## Exercise requirements
Present each line of the entries below that holds the word "embarrassment".

## Information supplied
------------------------------

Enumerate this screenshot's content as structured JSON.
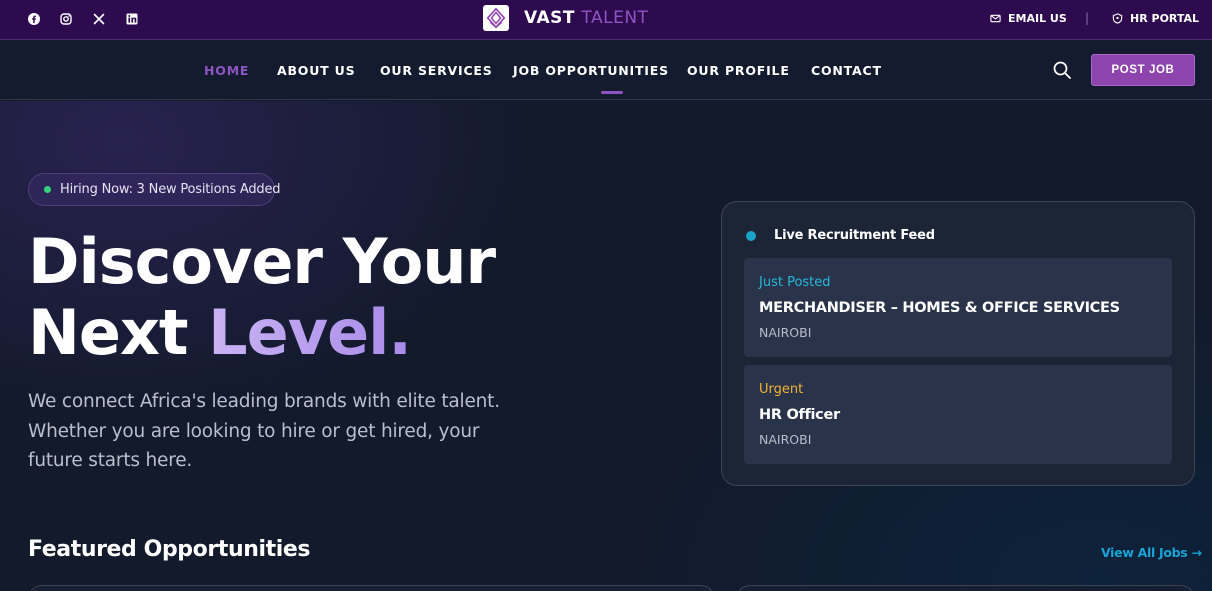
{
  "topbar": {
    "social": [
      "facebook-icon",
      "instagram-icon",
      "x-icon",
      "linkedin-icon"
    ],
    "brand": {
      "first": "VAST",
      "second": "TALENT"
    },
    "email_label": "EMAIL US",
    "divider": "|",
    "portal_label": "HR PORTAL"
  },
  "nav": {
    "items": [
      {
        "label": "HOME",
        "active": true
      },
      {
        "label": "ABOUT US"
      },
      {
        "label": "OUR SERVICES"
      },
      {
        "label": "JOB OPPORTUNITIES"
      },
      {
        "label": "OUR PROFILE"
      },
      {
        "label": "CONTACT"
      }
    ],
    "post_job_label": "POST JOB"
  },
  "hero": {
    "badge": "Hiring Now: 3 New Positions Added",
    "headline_line1": "Discover Your",
    "headline_line2_plain": "Next ",
    "headline_line2_accent": "Level.",
    "subtext": "We connect Africa's leading brands with elite talent. Whether you are looking to hire or get hired, your future starts here."
  },
  "feed": {
    "title": "Live Recruitment Feed",
    "jobs": [
      {
        "tag": "Just Posted",
        "tag_color": "#27b8d8",
        "title": "MERCHANDISER – HOMES & OFFICE SERVICES",
        "location": "NAIROBI"
      },
      {
        "tag": "Urgent",
        "tag_color": "#f2b233",
        "title": "HR Officer",
        "location": "NAIROBI"
      }
    ]
  },
  "featured": {
    "title": "Featured Opportunities",
    "view_all": "View All Jobs →"
  },
  "colors": {
    "brand_purple": "#8e44ad",
    "topbar": "#2e0b4f",
    "accent_cyan": "#1aa3d6"
  }
}
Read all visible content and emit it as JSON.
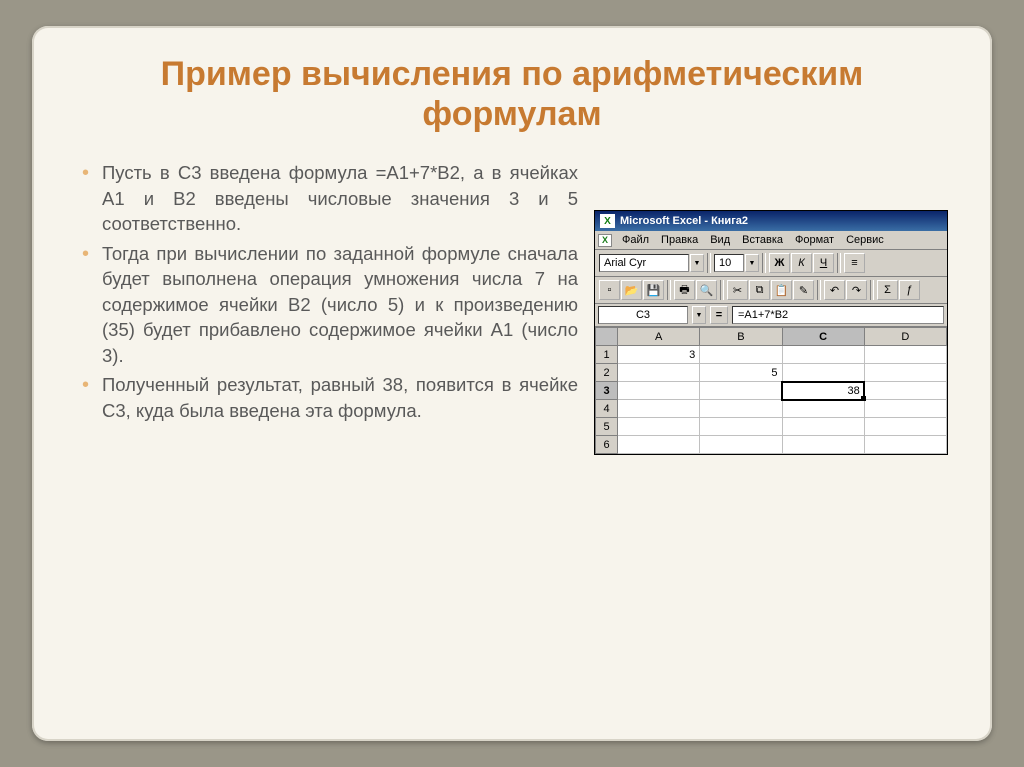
{
  "slide": {
    "title": "Пример вычисления по арифметическим формулам",
    "bullets": [
      "Пусть в C3 введена формула =A1+7*B2, а в ячейках A1 и B2 введены числовые значения 3 и 5 соответственно.",
      "Тогда при вычислении по заданной формуле сначала будет выполнена операция умножения числа 7 на содержимое ячейки B2 (число 5) и к произведению (35) будет прибавлено содержимое ячейки A1 (число 3).",
      "Полученный результат, равный 38, появится в ячейке C3, куда была введена эта формула."
    ]
  },
  "excel": {
    "title": "Microsoft Excel - Книга2",
    "menus": [
      "Файл",
      "Правка",
      "Вид",
      "Вставка",
      "Формат",
      "Сервис"
    ],
    "font_name": "Arial Cyr",
    "font_size": "10",
    "style_buttons": [
      "Ж",
      "К",
      "Ч"
    ],
    "name_box": "C3",
    "formula": "=A1+7*B2",
    "columns": [
      "A",
      "B",
      "C",
      "D"
    ],
    "rows": [
      1,
      2,
      3,
      4,
      5,
      6
    ],
    "cells": {
      "A1": "3",
      "B2": "5",
      "C3": "38"
    },
    "selected_cell": "C3"
  }
}
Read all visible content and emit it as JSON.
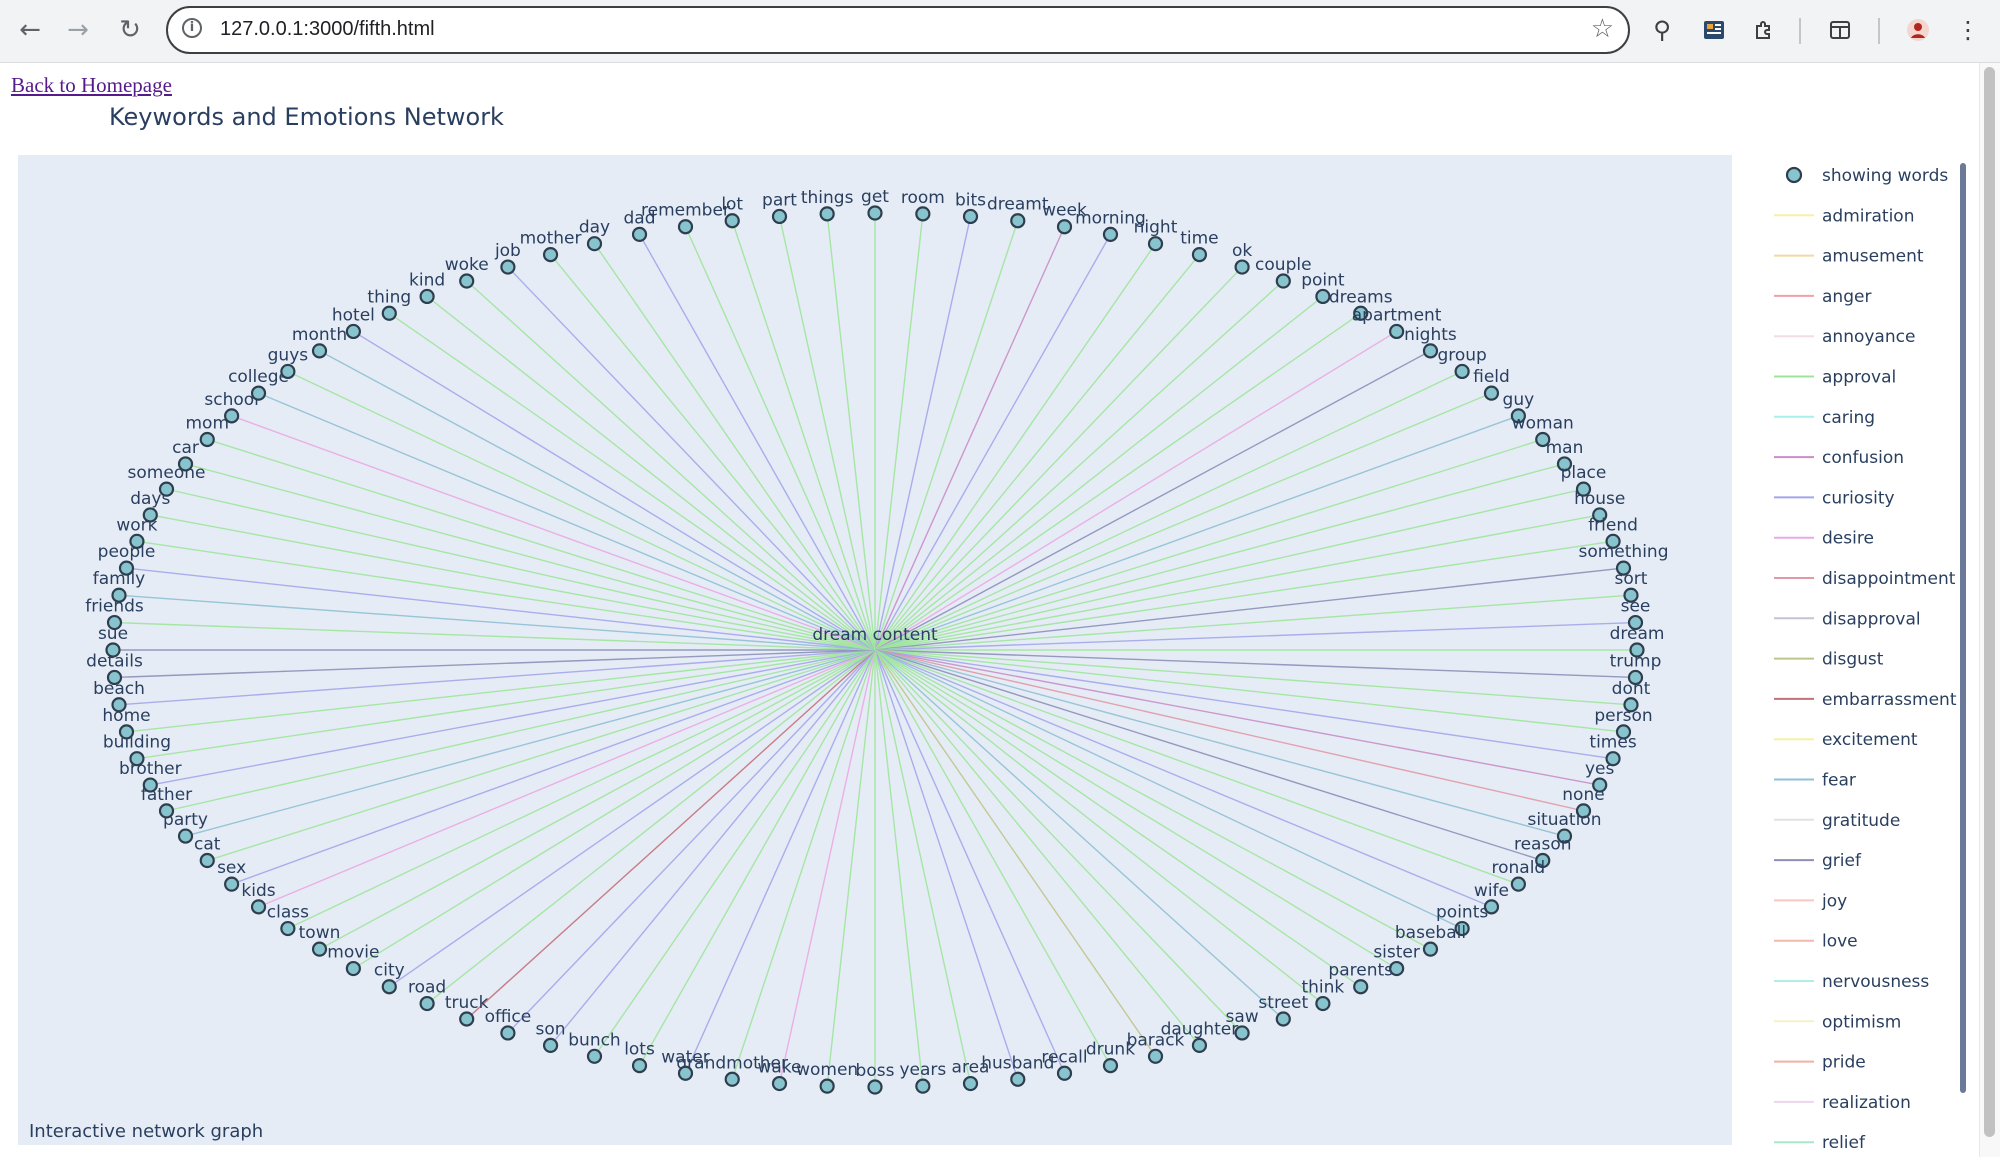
{
  "browser": {
    "url": "127.0.0.1:3000/fifth.html"
  },
  "page": {
    "back_link": "Back to Homepage",
    "title": "Keywords and Emotions Network",
    "footnote": "Interactive network graph",
    "center_label": "dream content"
  },
  "legend": {
    "nodes_label": "showing words",
    "items": [
      {
        "label": "admiration",
        "color": "#f7f0a6"
      },
      {
        "label": "amusement",
        "color": "#f5d7a0"
      },
      {
        "label": "anger",
        "color": "#f2a0a8"
      },
      {
        "label": "annoyance",
        "color": "#f3dde3"
      },
      {
        "label": "approval",
        "color": "#9ee59b"
      },
      {
        "label": "caring",
        "color": "#a8f0ea"
      },
      {
        "label": "confusion",
        "color": "#c98ec8"
      },
      {
        "label": "curiosity",
        "color": "#a3a6ea"
      },
      {
        "label": "desire",
        "color": "#eba8e4"
      },
      {
        "label": "disappointment",
        "color": "#e09aa6"
      },
      {
        "label": "disapproval",
        "color": "#c4c4d4"
      },
      {
        "label": "disgust",
        "color": "#bfc488"
      },
      {
        "label": "embarrassment",
        "color": "#c4707a"
      },
      {
        "label": "excitement",
        "color": "#f7f0a0"
      },
      {
        "label": "fear",
        "color": "#8fc0d4"
      },
      {
        "label": "gratitude",
        "color": "#e6e0e4"
      },
      {
        "label": "grief",
        "color": "#8c90b8"
      },
      {
        "label": "joy",
        "color": "#f6c8c0"
      },
      {
        "label": "love",
        "color": "#f4b8ae"
      },
      {
        "label": "nervousness",
        "color": "#b0eee8"
      },
      {
        "label": "optimism",
        "color": "#f5f2c8"
      },
      {
        "label": "pride",
        "color": "#f2b0a0"
      },
      {
        "label": "realization",
        "color": "#eed4ee"
      },
      {
        "label": "relief",
        "color": "#a8e8c8"
      }
    ]
  },
  "words": [
    "get",
    "room",
    "bits",
    "dreamt",
    "week",
    "morning",
    "night",
    "time",
    "ok",
    "couple",
    "point",
    "dreams",
    "apartment",
    "nights",
    "group",
    "field",
    "guy",
    "woman",
    "man",
    "place",
    "house",
    "friend",
    "something",
    "sort",
    "see",
    "dream",
    "trump",
    "dont",
    "person",
    "times",
    "yes",
    "none",
    "situation",
    "reason",
    "ronald",
    "wife",
    "points",
    "baseball",
    "sister",
    "parents",
    "think",
    "street",
    "saw",
    "daughter",
    "barack",
    "drunk",
    "recall",
    "husband",
    "area",
    "years",
    "boss",
    "women",
    "wake",
    "grandmother",
    "water",
    "lots",
    "bunch",
    "son",
    "office",
    "truck",
    "road",
    "city",
    "movie",
    "town",
    "class",
    "kids",
    "sex",
    "cat",
    "party",
    "father",
    "brother",
    "building",
    "home",
    "beach",
    "details",
    "sue",
    "friends",
    "family",
    "people",
    "work",
    "days",
    "someone",
    "car",
    "mom",
    "school",
    "college",
    "guys",
    "month",
    "hotel",
    "thing",
    "kind",
    "woke",
    "job",
    "mother",
    "day",
    "dad",
    "remember",
    "lot",
    "part",
    "things"
  ],
  "edge_emotions": [
    "approval",
    "approval",
    "curiosity",
    "approval",
    "confusion",
    "curiosity",
    "approval",
    "approval",
    "approval",
    "approval",
    "approval",
    "approval",
    "desire",
    "grief",
    "approval",
    "approval",
    "fear",
    "approval",
    "approval",
    "approval",
    "approval",
    "approval",
    "grief",
    "approval",
    "curiosity",
    "approval",
    "grief",
    "approval",
    "approval",
    "curiosity",
    "confusion",
    "disappointment",
    "fear",
    "grief",
    "approval",
    "curiosity",
    "fear",
    "approval",
    "approval",
    "approval",
    "approval",
    "fear",
    "approval",
    "approval",
    "disgust",
    "approval",
    "curiosity",
    "curiosity",
    "approval",
    "approval",
    "approval",
    "approval",
    "desire",
    "approval",
    "curiosity",
    "approval",
    "approval",
    "curiosity",
    "curiosity",
    "embarrassment",
    "approval",
    "curiosity",
    "approval",
    "approval",
    "approval",
    "desire",
    "curiosity",
    "approval",
    "fear",
    "approval",
    "curiosity",
    "approval",
    "approval",
    "curiosity",
    "grief",
    "grief",
    "approval",
    "fear",
    "curiosity",
    "approval",
    "approval",
    "approval",
    "approval",
    "approval",
    "desire",
    "fear",
    "approval",
    "fear",
    "curiosity",
    "approval",
    "approval",
    "approval",
    "curiosity",
    "approval",
    "approval",
    "curiosity",
    "approval",
    "approval",
    "approval",
    "approval"
  ]
}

------------------------------

## Correct output
        "label": "embarrassment",
    "embarrassment",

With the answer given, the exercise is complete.